▸ **Stored data entries**
begin
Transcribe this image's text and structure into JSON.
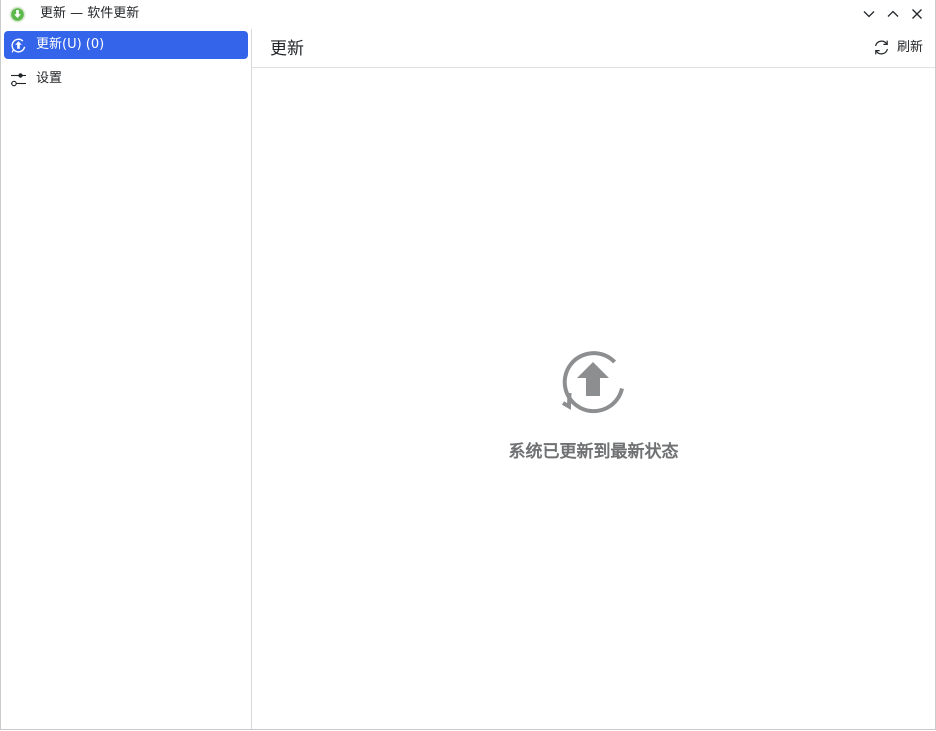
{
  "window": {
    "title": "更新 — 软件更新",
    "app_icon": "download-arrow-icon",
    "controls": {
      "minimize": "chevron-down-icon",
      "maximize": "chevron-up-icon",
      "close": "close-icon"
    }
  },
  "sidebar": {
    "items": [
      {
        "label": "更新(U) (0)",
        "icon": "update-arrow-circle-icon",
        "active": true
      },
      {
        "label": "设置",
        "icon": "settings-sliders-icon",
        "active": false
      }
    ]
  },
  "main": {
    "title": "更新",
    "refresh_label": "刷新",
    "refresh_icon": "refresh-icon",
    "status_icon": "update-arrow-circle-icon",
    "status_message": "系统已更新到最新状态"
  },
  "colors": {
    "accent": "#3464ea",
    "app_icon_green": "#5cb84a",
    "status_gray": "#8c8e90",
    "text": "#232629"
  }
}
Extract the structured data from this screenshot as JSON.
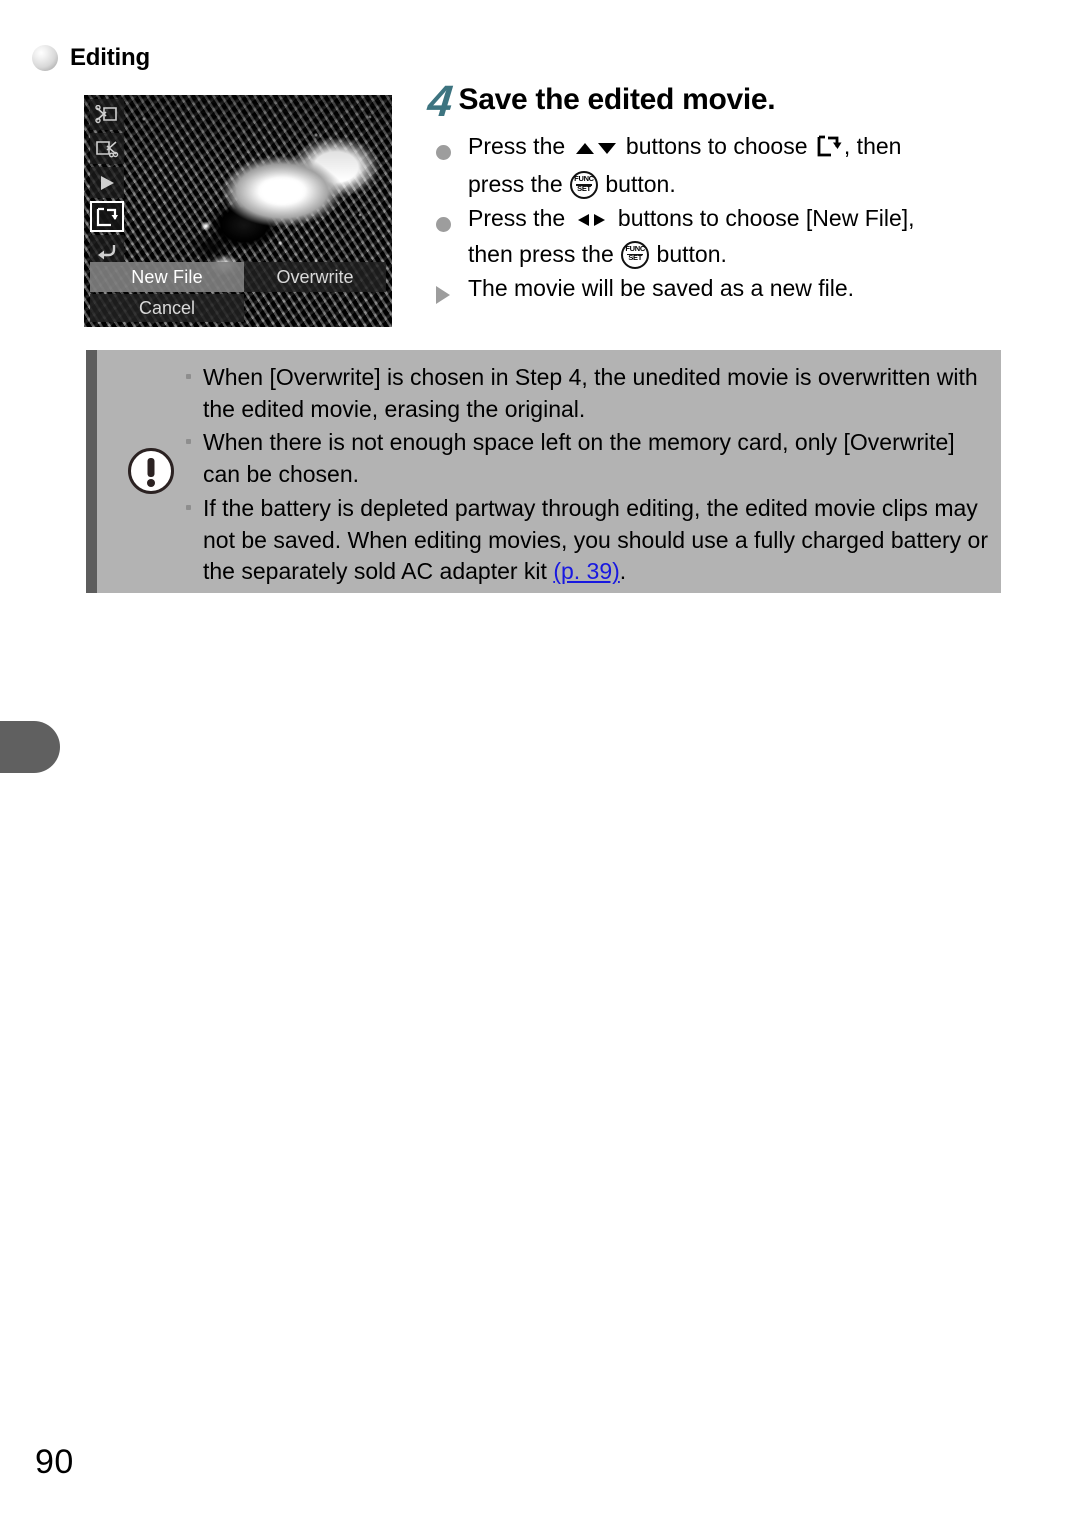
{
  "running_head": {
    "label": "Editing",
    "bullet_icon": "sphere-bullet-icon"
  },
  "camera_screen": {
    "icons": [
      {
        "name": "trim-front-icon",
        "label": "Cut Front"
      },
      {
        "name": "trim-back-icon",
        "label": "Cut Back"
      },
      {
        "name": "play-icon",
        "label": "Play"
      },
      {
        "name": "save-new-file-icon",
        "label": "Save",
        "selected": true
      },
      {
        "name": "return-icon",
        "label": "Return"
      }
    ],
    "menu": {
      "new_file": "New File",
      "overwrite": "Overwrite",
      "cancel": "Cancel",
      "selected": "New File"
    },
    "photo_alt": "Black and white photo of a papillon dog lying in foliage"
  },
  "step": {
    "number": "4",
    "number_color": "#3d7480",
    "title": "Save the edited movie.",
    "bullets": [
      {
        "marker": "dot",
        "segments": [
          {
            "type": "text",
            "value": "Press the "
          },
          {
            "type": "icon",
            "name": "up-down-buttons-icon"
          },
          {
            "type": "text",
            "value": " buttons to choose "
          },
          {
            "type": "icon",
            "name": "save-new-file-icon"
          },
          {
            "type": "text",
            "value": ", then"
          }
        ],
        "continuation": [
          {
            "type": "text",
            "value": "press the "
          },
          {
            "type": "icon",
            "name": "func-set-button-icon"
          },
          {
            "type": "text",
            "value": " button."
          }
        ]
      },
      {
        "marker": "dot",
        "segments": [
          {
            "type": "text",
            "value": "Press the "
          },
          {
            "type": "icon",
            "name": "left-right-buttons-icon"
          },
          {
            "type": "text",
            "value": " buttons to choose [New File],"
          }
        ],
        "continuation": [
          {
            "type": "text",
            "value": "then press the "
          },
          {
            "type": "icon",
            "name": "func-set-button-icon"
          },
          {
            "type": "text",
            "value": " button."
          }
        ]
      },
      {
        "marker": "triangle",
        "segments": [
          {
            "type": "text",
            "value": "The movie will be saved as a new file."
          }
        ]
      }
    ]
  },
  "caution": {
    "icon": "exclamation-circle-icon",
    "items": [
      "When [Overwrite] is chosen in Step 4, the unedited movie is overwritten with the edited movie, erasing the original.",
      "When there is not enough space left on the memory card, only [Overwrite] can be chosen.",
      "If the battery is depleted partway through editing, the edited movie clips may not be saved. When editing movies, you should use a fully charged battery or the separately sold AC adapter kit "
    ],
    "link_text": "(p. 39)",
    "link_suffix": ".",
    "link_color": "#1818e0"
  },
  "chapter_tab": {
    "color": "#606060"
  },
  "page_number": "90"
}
end
begin
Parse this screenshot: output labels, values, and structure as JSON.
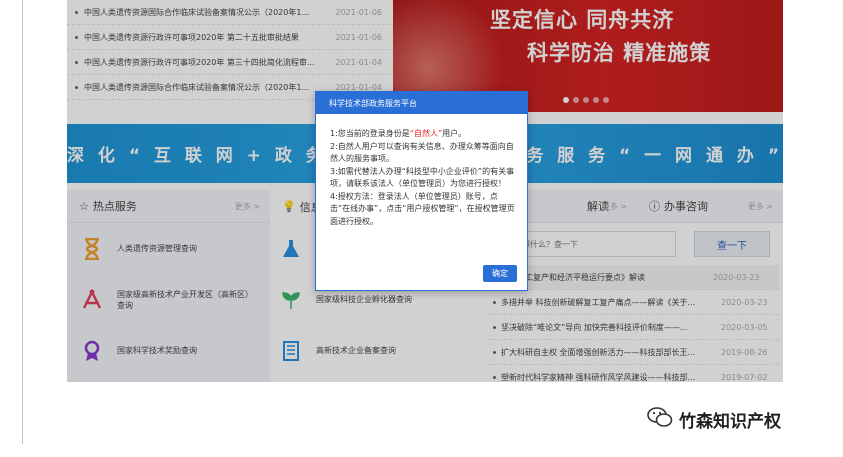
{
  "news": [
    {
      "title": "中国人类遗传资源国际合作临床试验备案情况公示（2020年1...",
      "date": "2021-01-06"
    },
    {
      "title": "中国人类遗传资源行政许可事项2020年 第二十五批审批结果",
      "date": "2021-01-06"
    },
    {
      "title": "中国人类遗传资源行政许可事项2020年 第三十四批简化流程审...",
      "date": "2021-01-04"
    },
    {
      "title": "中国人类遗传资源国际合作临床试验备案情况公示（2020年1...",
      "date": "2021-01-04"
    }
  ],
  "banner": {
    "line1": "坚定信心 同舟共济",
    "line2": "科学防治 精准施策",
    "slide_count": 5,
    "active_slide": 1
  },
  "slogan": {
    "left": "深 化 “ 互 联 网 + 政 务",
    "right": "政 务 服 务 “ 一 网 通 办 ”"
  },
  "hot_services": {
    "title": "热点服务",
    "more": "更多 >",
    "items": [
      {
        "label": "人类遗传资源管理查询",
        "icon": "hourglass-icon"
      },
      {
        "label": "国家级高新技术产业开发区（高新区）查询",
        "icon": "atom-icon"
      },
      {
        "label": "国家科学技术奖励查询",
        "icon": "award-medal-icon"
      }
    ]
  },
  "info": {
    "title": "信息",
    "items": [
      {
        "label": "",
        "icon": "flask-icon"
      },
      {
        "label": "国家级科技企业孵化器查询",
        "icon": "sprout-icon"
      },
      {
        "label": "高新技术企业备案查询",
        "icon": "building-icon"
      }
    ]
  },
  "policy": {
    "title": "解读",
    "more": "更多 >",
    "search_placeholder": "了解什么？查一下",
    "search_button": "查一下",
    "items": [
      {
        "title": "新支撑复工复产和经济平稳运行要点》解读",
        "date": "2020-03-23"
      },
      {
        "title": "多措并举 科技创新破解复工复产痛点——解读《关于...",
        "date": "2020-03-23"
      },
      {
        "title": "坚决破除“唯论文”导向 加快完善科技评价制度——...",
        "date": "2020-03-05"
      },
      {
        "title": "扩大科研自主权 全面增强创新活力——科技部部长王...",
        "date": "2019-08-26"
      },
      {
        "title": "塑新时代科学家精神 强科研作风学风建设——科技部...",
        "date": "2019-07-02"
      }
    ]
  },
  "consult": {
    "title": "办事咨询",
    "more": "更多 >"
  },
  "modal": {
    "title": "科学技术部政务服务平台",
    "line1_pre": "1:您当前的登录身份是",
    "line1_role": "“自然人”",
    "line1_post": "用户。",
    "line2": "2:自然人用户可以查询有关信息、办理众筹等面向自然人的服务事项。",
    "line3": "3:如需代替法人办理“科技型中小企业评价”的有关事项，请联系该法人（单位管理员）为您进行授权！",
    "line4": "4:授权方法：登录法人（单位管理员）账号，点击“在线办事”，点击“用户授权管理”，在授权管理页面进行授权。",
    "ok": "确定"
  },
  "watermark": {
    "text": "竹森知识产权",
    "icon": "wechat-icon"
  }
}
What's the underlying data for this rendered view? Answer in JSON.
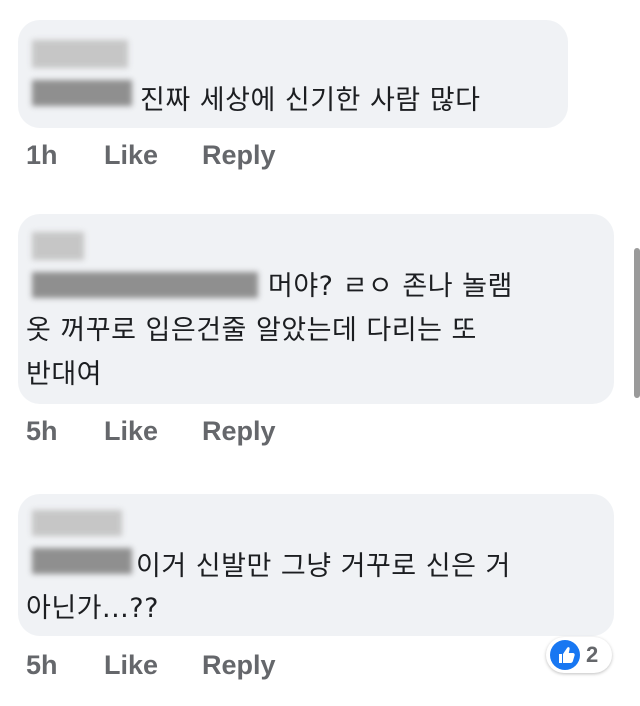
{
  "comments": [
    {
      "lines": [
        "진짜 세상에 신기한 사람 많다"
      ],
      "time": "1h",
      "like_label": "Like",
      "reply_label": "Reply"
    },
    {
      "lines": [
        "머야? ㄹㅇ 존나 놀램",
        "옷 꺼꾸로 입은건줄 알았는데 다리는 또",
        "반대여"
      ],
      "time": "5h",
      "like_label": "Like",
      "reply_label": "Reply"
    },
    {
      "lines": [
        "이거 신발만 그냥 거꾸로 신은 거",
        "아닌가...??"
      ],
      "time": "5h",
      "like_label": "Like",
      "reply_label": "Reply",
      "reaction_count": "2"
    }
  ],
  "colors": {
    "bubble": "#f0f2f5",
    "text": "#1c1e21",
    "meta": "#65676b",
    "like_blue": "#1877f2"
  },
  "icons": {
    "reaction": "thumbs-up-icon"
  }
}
end
▸ **Task to carry out**
Copy out every line of the material above that mentions the word "单位管理员".

▸ **Exercise answer**
    "line3": "3:如需代替法人办理“科技型中小企业评价”的有关事项，请联系该法人（单位管理员）为您进行授权！",
    "line4": "4:授权方法：登录法人（单位管理员）账号，点击“在线办事”，点击“用户授权管理”，在授权管理页面进行授权。",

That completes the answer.